## Start

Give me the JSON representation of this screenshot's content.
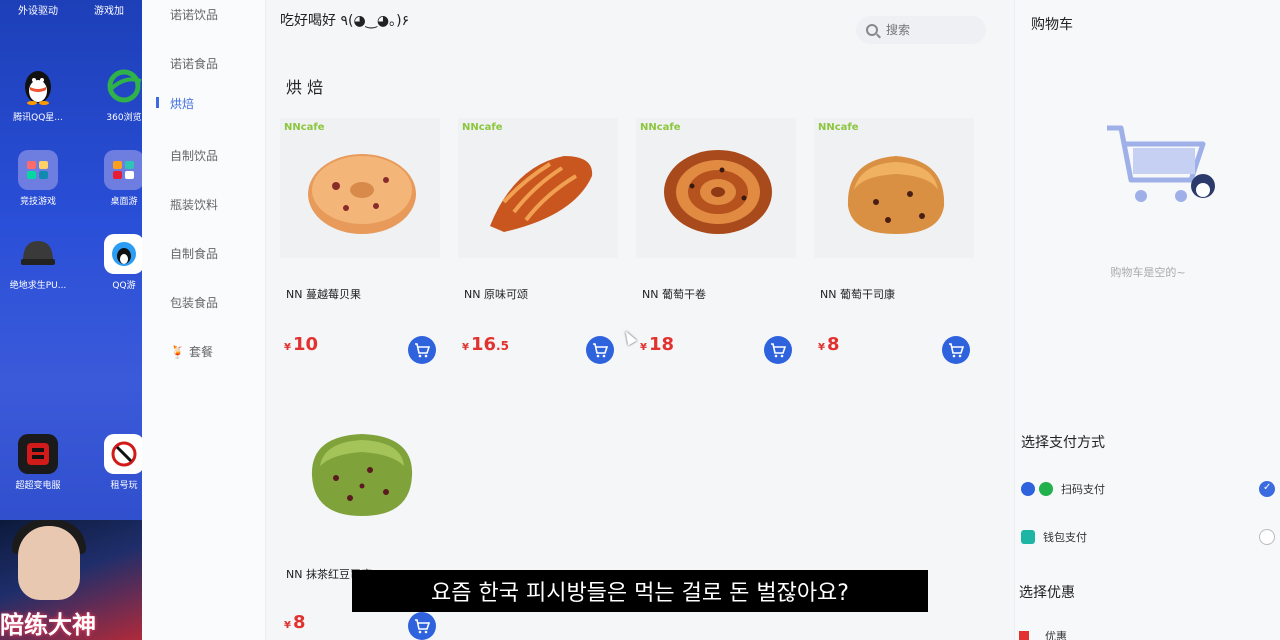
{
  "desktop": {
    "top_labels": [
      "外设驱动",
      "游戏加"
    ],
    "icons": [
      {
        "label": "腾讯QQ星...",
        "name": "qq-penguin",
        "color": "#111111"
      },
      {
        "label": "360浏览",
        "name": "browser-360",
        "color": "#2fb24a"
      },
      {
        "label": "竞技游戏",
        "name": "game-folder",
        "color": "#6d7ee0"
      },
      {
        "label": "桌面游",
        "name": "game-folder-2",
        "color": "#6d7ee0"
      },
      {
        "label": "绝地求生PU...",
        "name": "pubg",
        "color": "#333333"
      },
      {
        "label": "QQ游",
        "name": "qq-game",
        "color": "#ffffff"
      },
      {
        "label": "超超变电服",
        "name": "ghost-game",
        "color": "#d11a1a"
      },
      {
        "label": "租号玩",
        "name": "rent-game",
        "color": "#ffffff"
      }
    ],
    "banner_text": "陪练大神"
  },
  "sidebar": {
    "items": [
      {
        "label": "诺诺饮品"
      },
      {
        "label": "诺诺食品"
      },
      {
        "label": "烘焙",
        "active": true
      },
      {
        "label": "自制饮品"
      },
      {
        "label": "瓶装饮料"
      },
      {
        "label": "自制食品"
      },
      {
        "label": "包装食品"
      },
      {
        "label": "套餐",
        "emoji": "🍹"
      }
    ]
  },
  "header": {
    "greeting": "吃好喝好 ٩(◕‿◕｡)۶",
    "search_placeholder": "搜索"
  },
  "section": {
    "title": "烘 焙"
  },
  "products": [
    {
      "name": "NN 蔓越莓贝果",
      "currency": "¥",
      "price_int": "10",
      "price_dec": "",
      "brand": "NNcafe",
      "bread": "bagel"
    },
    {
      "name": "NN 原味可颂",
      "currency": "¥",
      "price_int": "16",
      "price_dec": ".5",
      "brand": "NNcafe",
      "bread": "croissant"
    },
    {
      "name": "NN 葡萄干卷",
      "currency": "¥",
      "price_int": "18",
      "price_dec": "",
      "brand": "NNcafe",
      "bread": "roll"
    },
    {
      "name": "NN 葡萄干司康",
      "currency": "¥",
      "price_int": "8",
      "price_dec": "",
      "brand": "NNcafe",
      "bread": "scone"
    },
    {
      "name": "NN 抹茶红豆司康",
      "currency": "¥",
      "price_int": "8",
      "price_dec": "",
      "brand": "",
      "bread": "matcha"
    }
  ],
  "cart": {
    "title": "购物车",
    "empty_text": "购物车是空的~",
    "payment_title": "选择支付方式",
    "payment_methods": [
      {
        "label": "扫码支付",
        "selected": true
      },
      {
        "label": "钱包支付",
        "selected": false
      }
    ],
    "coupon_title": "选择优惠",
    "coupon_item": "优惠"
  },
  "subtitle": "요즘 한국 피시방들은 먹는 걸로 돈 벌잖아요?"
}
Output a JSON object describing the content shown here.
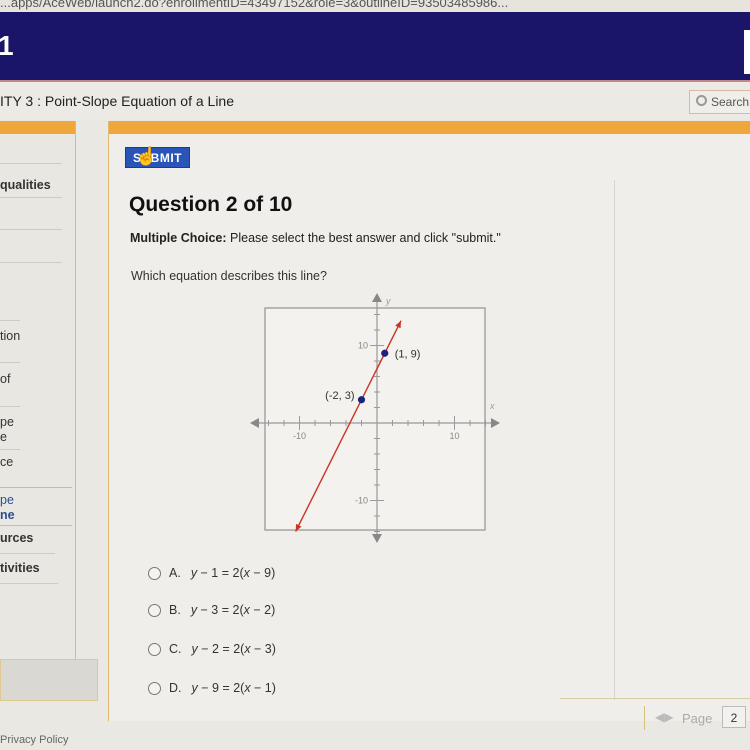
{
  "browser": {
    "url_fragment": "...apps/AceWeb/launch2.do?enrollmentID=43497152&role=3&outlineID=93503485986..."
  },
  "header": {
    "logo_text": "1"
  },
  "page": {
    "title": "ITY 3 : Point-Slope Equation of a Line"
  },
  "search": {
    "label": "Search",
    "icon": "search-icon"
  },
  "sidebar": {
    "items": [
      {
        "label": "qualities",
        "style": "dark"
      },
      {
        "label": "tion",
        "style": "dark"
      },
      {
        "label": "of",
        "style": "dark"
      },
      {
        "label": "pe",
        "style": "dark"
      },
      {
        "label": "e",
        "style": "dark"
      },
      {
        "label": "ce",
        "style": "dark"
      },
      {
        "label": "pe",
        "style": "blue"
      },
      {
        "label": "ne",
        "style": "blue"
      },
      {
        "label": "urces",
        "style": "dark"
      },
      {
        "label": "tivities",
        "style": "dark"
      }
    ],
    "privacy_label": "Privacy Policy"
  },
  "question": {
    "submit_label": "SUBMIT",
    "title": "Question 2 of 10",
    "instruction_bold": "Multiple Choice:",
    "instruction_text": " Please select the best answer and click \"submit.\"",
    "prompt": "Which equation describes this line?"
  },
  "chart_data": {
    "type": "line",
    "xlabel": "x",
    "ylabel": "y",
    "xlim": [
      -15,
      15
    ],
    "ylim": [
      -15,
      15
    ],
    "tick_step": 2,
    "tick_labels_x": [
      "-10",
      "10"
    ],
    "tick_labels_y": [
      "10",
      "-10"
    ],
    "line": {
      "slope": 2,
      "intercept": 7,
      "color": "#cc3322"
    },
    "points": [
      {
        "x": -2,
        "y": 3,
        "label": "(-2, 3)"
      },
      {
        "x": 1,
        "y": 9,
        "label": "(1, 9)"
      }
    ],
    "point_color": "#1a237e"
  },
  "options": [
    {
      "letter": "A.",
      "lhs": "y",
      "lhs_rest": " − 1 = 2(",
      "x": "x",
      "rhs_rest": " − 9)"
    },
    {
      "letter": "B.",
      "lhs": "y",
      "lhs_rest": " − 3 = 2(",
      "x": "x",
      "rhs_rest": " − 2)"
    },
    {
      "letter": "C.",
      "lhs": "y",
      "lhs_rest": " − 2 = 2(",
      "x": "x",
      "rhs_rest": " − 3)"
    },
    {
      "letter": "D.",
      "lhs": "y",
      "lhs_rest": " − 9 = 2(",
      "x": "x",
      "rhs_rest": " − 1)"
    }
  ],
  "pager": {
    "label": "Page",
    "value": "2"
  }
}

## End
## Start

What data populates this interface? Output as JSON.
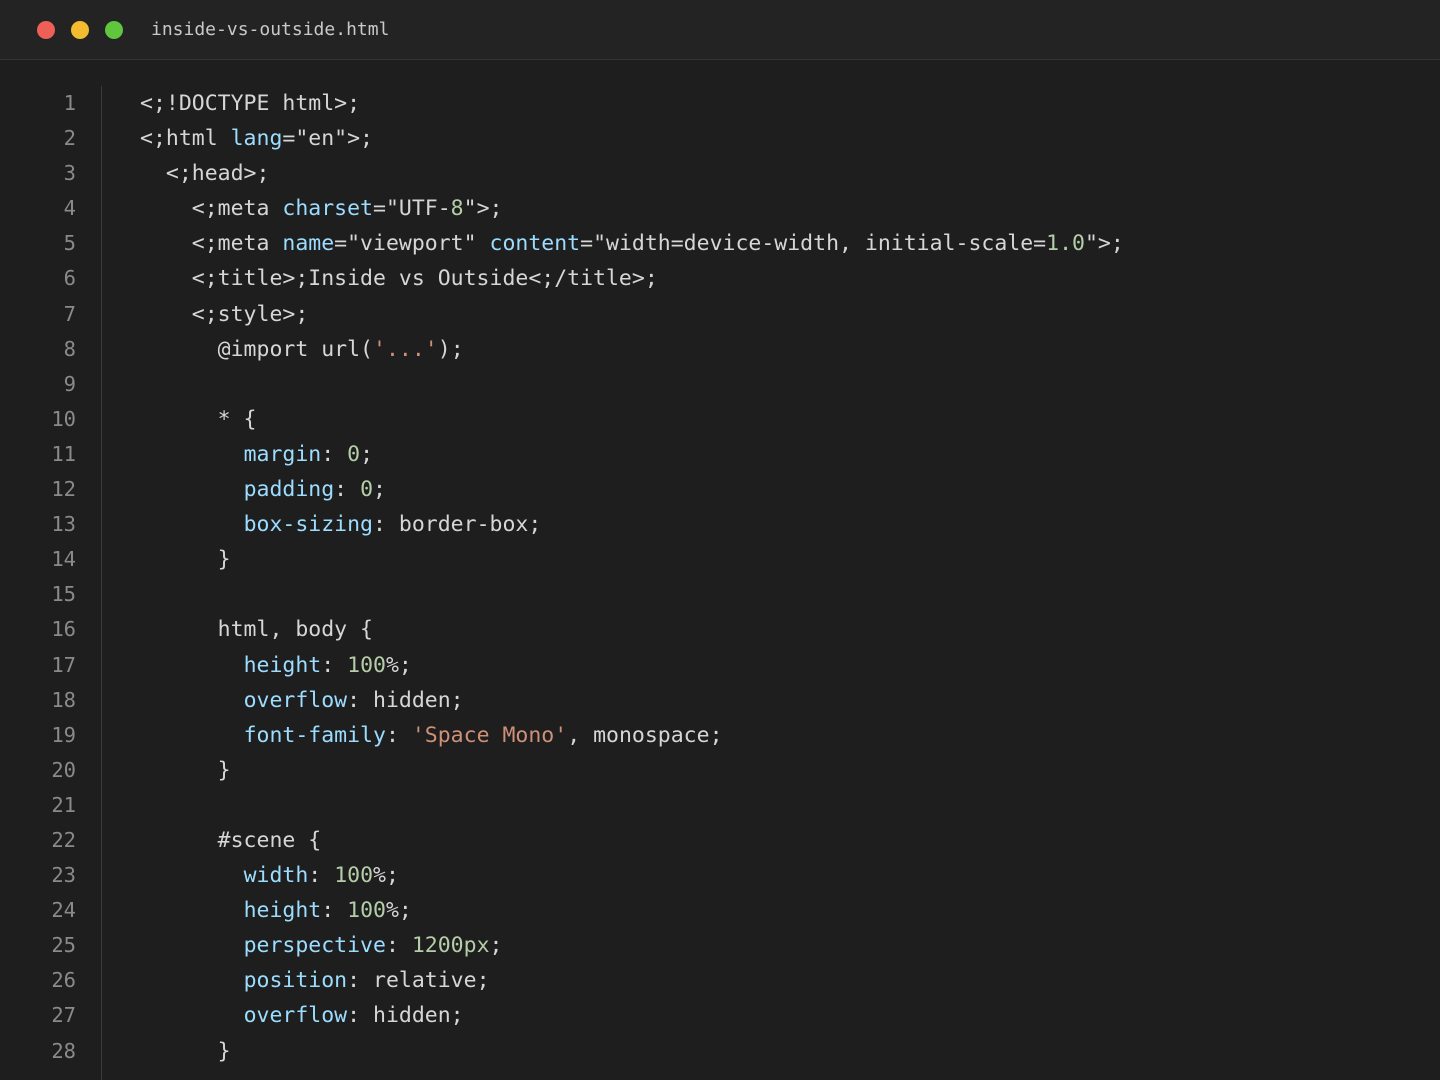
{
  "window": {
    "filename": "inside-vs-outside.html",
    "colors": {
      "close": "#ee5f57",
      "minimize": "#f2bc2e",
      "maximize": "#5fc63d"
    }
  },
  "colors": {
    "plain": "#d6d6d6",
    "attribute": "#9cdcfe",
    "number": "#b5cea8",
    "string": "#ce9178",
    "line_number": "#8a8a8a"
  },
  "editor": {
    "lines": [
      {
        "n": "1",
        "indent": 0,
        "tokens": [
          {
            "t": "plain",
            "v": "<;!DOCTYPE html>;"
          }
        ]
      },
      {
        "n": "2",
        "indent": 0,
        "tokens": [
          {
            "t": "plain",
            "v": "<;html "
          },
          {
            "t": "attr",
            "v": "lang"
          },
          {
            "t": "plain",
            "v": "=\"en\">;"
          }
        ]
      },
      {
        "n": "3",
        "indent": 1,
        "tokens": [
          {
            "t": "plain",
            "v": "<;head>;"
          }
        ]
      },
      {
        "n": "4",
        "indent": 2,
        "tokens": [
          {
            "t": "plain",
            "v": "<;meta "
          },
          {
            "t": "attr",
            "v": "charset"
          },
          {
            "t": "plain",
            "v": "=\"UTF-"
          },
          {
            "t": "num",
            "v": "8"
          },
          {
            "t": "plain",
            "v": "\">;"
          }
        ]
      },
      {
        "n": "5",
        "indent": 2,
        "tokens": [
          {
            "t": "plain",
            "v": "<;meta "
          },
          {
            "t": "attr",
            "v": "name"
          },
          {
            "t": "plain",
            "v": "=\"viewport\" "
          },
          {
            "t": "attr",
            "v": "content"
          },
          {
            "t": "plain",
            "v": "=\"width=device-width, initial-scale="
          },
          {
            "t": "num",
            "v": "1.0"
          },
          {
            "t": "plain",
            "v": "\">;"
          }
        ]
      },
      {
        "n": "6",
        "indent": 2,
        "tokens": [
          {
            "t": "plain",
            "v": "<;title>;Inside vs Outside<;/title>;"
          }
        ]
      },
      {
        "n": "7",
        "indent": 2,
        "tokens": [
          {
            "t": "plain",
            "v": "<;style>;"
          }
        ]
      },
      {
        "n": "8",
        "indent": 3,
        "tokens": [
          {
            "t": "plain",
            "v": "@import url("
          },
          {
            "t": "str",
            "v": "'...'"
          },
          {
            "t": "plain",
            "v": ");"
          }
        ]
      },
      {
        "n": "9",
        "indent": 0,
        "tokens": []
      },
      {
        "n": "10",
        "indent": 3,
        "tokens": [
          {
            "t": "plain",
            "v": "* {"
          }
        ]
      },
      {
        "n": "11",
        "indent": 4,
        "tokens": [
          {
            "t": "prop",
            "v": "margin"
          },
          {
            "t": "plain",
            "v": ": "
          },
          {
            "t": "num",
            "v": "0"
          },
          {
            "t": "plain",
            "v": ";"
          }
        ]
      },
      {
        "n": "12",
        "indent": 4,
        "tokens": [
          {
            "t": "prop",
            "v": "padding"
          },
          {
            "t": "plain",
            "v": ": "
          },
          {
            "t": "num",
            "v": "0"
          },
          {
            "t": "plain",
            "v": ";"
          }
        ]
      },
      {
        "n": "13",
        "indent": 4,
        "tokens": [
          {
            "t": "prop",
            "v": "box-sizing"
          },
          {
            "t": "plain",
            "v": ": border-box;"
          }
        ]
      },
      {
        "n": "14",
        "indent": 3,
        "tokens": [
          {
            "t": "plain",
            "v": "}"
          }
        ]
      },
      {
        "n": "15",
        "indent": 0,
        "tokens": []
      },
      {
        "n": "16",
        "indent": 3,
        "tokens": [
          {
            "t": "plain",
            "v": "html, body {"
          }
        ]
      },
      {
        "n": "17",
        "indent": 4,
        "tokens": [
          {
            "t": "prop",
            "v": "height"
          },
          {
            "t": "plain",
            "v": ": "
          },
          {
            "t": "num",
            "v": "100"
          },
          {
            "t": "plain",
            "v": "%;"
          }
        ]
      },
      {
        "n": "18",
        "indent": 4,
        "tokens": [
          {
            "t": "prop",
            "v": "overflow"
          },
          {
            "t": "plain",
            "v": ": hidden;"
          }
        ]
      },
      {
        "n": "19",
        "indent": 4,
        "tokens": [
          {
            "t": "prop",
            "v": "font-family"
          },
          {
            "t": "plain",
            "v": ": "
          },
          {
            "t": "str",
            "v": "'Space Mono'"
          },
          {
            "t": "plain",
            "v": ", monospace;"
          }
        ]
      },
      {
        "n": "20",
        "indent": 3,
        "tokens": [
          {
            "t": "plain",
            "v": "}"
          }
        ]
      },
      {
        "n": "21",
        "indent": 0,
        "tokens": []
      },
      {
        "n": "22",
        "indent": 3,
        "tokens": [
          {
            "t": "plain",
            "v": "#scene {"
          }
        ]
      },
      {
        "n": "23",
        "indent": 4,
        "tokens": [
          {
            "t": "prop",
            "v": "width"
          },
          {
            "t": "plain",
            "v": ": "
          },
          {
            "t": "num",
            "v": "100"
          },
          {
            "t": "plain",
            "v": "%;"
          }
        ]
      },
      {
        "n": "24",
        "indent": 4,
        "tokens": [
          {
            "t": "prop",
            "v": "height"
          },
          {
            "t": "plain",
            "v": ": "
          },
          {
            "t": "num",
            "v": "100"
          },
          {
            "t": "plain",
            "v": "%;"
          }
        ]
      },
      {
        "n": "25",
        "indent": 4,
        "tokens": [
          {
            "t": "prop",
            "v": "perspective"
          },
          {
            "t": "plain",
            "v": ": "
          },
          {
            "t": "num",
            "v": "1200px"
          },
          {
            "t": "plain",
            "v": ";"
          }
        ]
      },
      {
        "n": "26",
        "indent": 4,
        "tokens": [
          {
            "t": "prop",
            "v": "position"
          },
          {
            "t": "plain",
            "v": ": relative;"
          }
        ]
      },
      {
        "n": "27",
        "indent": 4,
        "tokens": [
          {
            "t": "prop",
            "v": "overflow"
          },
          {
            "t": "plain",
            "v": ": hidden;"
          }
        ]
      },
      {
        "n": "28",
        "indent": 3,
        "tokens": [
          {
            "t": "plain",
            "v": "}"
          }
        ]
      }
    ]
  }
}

## End

Goal -> From the data above, copy each line where the string "game" appears.

Answer below ->
        "name": "game-folder",
        "name": "game-folder-2",
        "name": "qq-game",
        "name": "ghost-game",
        "name": "rent-game",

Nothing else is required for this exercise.